— begin SELECTION —

VITHAL TUKARAM KADAM AND ANR. Vs VAMANRAO SAWALARAM BHOSALE AND ORS.
Bench: HON'BLE MR. JUSTICE RANJAN GOGOI, HON'BLE MR. JUSTICE NAVIN SINHA
Judgment by: HON'BLE MR. JUSTICE NAVIN SINHA
Case number: C.A. No.-007245-007246 / 2011
Diary number: 4931 / 2006
Advocates: MUKTI CHOWDHARY Vs
RANJITH K. C.
REPORTABLE
IN THE SUPREME COURT OF INDIA CIVIL APPELLATE JURISDICTION
CIVIL APPEAL NOs. 7245-7246 OF 2011
VITHAL TUKARAM KADAM AND ANOTHER ..........APPELLANT(S)
versus
VAMANRAO SAWALARAM BHOSALE AND OTHERS ......RESPONDENT(S)
JUDGMENT
NAVIN SINHA, J.

— end SELECTION —
— begin DATASET CONTENT —

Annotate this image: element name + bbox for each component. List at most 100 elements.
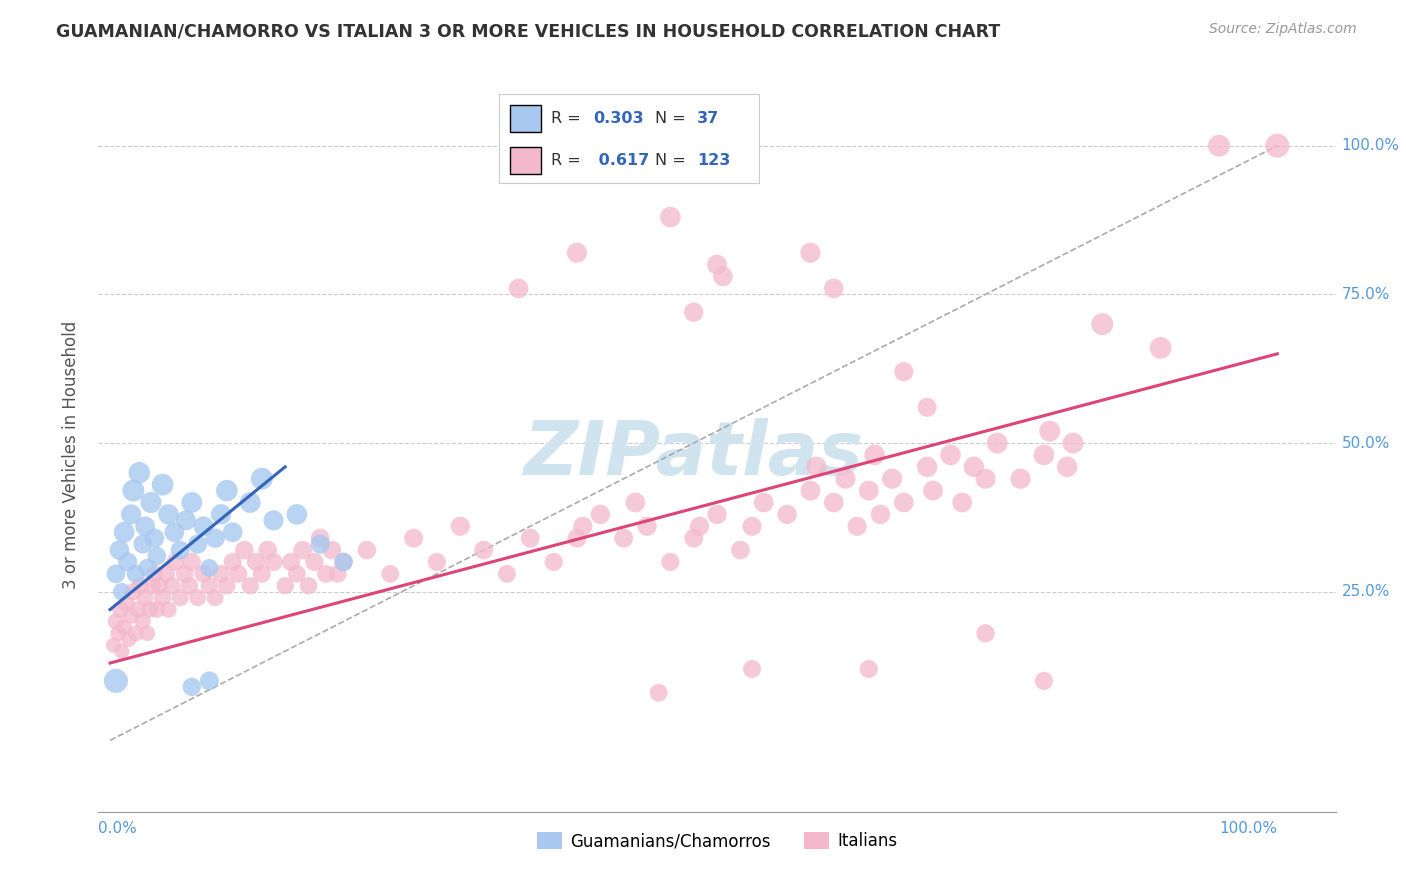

— end DATASET CONTENT —
— begin DATASET CONTENT —

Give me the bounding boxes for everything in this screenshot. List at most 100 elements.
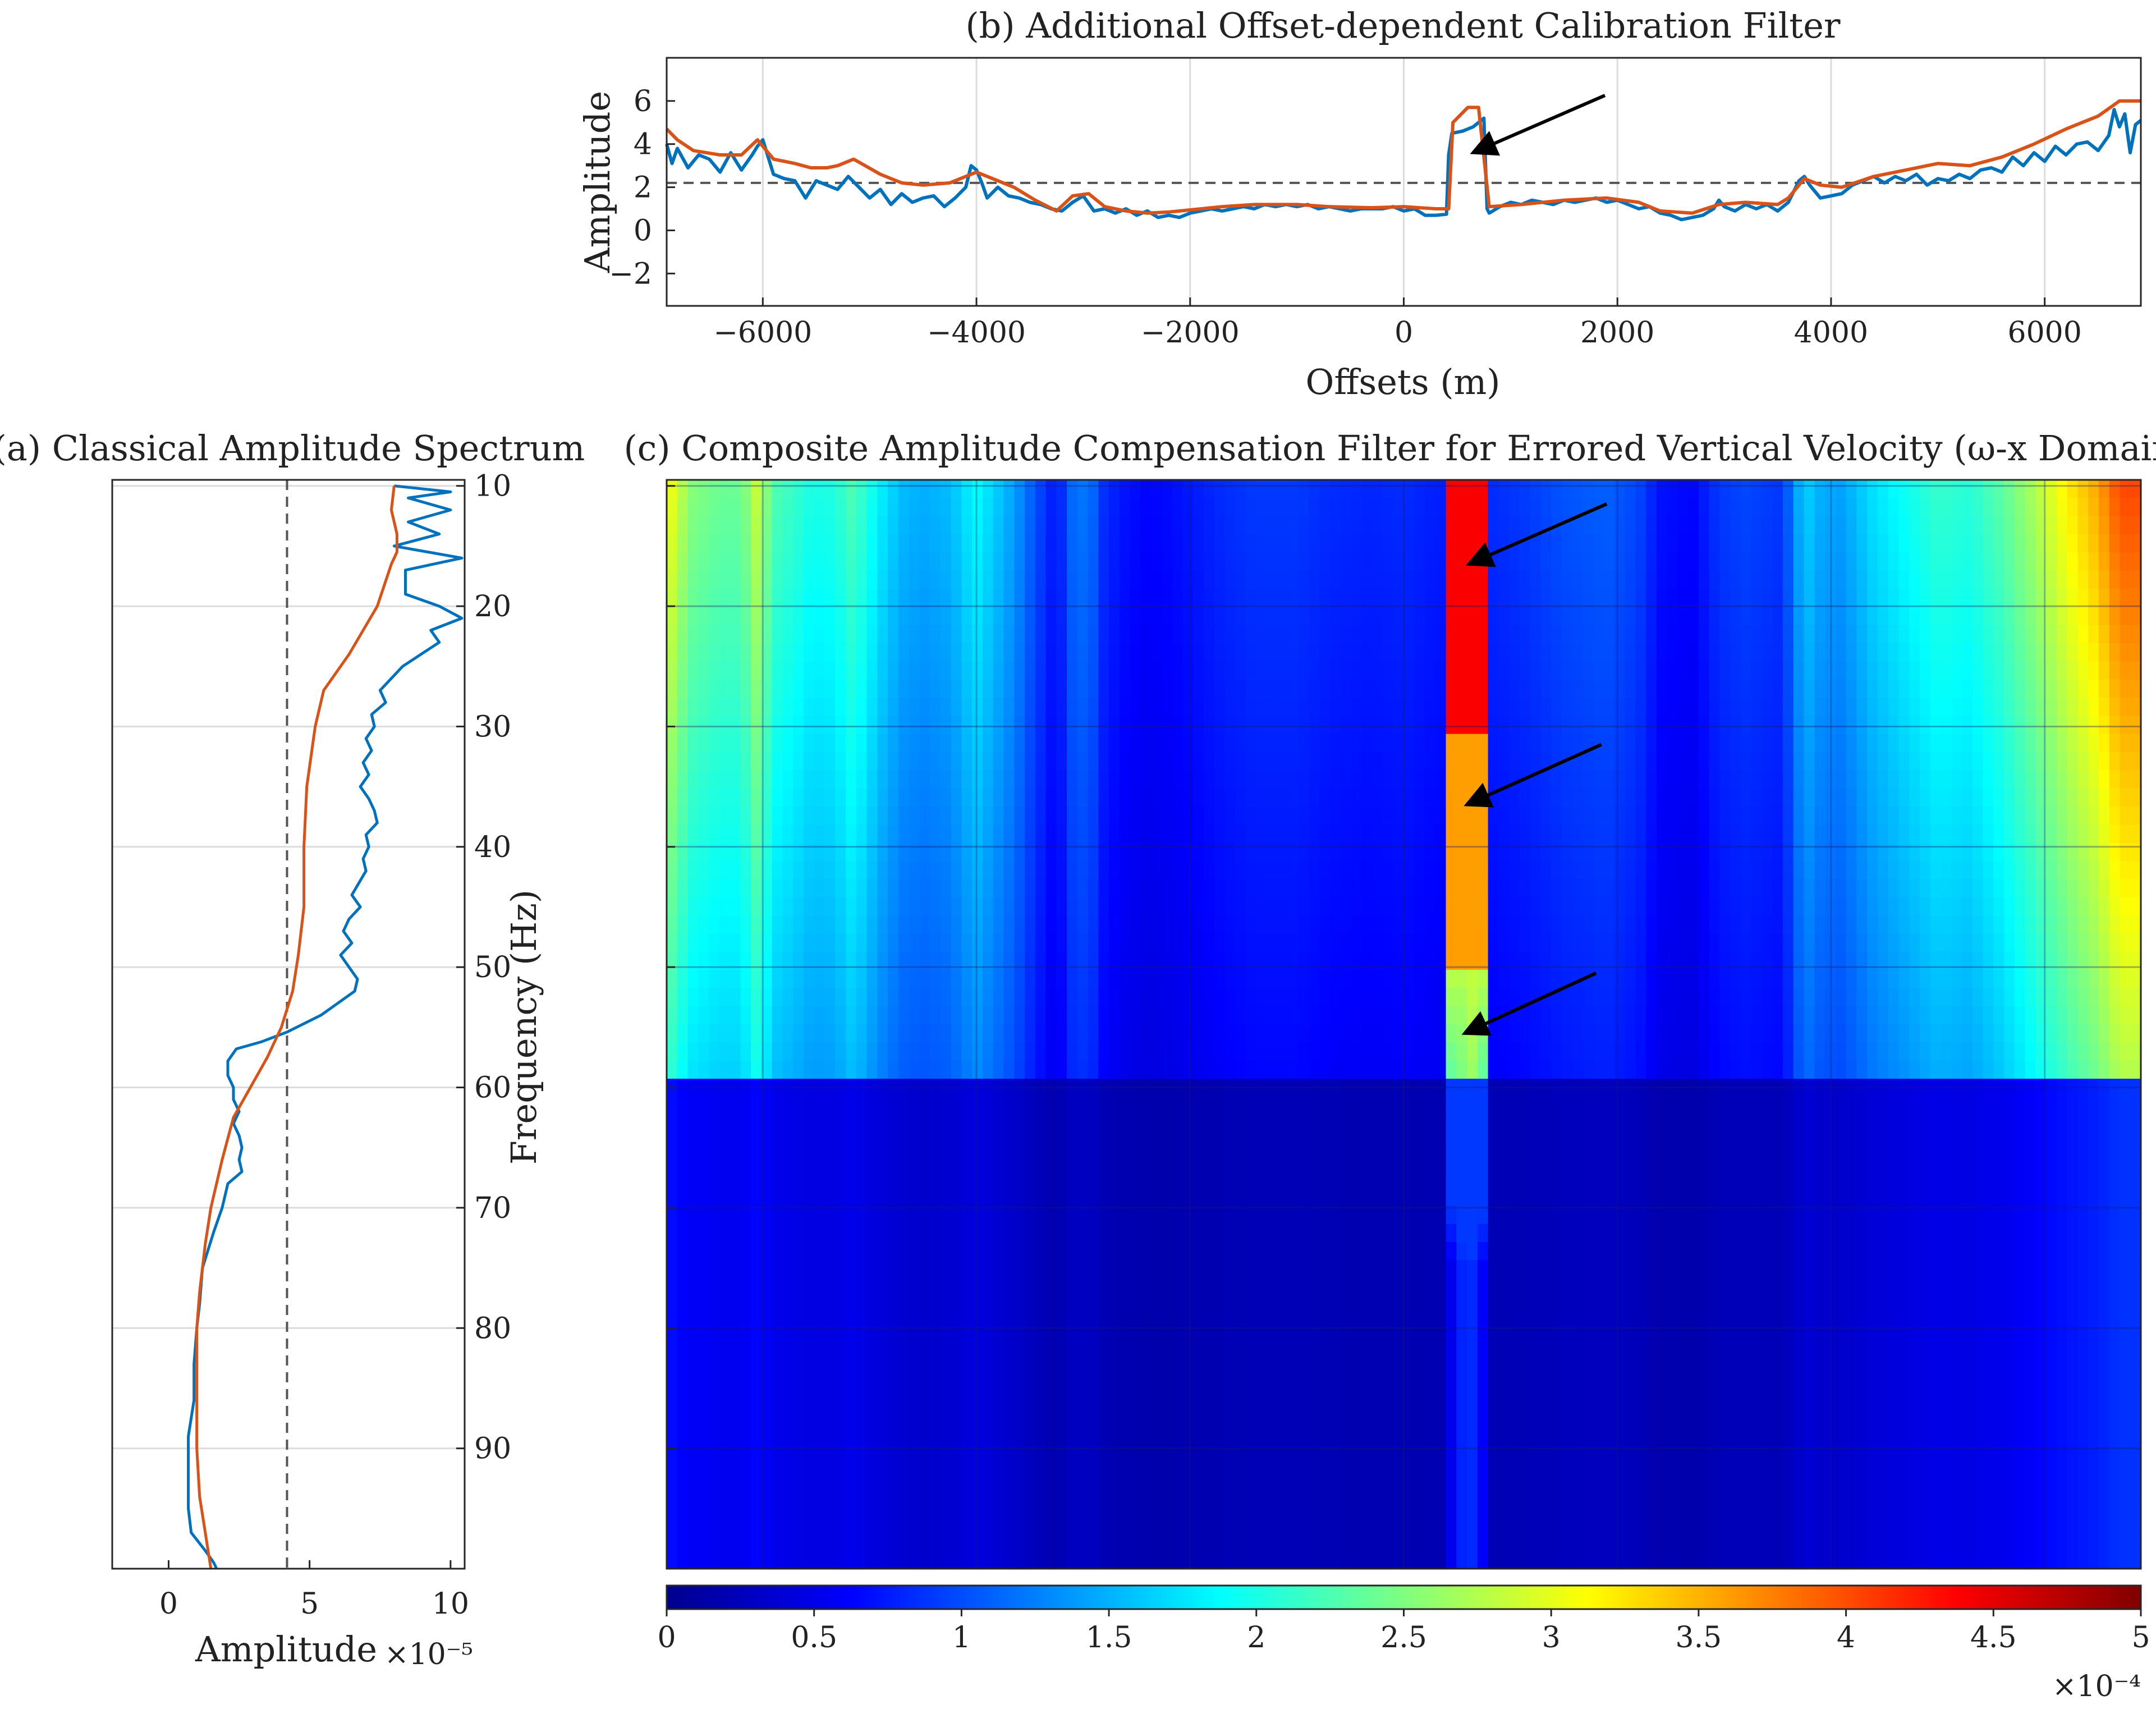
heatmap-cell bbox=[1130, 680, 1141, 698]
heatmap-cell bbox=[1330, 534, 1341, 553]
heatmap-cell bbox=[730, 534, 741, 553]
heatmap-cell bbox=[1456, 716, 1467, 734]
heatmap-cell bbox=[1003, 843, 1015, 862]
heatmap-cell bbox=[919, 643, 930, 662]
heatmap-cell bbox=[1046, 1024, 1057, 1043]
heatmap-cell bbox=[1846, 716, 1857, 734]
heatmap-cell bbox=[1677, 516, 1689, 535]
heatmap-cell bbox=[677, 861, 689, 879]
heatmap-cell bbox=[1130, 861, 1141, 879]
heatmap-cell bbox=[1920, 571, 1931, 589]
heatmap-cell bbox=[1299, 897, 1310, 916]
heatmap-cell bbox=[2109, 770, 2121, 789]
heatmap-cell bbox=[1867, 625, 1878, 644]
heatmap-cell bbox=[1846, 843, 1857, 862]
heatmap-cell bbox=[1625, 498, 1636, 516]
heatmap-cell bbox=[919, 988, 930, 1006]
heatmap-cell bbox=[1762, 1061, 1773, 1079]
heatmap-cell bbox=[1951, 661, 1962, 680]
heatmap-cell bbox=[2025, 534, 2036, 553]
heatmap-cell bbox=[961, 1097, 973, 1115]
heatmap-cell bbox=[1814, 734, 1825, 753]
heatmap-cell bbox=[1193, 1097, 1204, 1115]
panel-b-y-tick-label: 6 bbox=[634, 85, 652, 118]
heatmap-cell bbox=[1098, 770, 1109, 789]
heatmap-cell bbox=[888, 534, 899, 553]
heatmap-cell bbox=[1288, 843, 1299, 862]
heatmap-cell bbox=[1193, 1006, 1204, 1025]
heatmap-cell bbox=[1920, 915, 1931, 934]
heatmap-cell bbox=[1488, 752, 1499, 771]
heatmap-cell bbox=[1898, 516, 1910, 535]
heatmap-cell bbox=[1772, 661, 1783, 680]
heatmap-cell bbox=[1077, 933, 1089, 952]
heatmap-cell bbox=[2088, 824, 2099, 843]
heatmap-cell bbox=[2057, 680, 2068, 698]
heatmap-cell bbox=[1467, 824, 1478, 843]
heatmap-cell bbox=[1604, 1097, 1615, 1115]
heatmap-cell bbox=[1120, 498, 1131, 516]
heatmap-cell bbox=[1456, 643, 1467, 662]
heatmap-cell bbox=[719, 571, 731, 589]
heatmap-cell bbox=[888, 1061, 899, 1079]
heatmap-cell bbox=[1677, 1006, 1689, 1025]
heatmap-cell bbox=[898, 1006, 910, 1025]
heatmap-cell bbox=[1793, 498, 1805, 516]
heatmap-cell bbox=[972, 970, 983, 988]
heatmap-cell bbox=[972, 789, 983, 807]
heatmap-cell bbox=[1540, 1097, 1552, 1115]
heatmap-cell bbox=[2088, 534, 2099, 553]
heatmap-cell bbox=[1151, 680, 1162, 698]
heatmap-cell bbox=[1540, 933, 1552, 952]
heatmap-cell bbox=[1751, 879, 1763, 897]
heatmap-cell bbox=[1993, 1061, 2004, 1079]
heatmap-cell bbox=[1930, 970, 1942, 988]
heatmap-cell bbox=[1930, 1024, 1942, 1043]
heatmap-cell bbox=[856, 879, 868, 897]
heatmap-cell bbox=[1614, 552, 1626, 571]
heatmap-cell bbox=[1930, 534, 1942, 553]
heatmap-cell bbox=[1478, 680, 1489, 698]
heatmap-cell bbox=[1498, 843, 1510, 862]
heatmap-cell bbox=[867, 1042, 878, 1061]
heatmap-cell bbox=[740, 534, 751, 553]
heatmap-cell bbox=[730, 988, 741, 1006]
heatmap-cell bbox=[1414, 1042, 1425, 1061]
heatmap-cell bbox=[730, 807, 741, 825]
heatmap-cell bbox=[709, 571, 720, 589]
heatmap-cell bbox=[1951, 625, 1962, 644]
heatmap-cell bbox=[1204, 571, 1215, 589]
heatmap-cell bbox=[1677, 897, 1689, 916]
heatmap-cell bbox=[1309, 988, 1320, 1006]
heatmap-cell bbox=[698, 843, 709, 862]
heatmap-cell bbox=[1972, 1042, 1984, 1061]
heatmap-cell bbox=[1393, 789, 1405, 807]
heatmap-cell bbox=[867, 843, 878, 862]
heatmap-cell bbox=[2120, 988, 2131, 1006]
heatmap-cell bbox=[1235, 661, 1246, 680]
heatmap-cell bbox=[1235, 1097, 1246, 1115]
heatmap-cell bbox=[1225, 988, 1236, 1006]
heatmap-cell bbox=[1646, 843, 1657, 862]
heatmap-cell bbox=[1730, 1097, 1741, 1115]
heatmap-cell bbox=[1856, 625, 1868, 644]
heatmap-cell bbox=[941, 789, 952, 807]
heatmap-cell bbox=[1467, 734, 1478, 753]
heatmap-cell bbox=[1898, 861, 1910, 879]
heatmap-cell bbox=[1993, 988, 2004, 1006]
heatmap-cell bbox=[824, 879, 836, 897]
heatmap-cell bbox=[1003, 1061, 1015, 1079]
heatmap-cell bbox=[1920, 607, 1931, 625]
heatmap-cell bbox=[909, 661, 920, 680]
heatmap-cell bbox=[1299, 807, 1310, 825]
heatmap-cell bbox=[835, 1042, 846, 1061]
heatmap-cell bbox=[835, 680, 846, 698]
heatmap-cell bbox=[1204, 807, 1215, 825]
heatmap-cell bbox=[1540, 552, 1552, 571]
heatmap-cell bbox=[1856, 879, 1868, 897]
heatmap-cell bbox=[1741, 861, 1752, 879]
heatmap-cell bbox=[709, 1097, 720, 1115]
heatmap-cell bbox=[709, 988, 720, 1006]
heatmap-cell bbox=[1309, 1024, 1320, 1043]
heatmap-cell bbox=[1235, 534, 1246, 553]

— end DATASET CONTENT —
— begin DATASET CONTENT —

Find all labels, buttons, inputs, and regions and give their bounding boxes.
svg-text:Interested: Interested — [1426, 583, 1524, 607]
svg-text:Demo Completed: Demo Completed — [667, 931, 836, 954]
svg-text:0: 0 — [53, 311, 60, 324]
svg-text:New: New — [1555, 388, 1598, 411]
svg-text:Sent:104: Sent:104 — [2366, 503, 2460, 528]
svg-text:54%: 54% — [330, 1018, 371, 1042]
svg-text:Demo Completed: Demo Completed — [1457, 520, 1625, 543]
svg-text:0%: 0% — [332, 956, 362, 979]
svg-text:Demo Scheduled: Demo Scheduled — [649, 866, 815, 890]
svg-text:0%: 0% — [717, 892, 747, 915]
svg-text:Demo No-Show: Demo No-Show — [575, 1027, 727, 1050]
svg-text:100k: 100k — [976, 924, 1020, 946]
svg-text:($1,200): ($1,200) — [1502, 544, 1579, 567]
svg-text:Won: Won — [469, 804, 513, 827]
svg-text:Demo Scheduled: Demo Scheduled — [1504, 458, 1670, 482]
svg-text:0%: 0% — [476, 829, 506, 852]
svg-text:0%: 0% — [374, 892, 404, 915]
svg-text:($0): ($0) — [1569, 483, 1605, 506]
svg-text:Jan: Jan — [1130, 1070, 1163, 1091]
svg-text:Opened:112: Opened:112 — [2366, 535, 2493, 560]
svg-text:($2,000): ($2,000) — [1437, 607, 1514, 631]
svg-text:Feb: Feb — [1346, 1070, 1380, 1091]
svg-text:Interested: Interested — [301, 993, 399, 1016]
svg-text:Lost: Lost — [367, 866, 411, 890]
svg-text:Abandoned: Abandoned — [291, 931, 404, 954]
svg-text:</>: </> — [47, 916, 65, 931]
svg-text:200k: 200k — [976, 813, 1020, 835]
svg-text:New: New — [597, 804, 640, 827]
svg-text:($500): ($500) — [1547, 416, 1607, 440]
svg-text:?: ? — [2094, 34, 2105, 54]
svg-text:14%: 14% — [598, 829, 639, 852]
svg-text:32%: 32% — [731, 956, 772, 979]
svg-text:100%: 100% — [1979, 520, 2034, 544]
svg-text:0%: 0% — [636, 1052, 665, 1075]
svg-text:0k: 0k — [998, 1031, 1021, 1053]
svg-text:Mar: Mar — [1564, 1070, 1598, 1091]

— end DATASET CONTENT —

## WORK INSTRUCTIONS
A: According to the Supreme Court judgment, which judge authored the judgment?
B: Carry on the Supreme Court judgment in Vithal Tukaram Kadam v. Vamanrao Sawalaram Bhosale from the point at which it stops.

## REPLIES
A: Hon'ble Mr. Justice Navin Sinha.

B:
The appellants’ suit for redemption of mortgage, decreed
by two courts, has been reversed in second appeal by the High
Court. The parties shall be referred to by their respective
positions in the suit, for convenience and better appreciation.
2. The only question of law for consideration is, whether the
deed dated 21.04.1953, Exhibit 62, was a mortgage by
conditional sale, or a sale with an option to repurchase.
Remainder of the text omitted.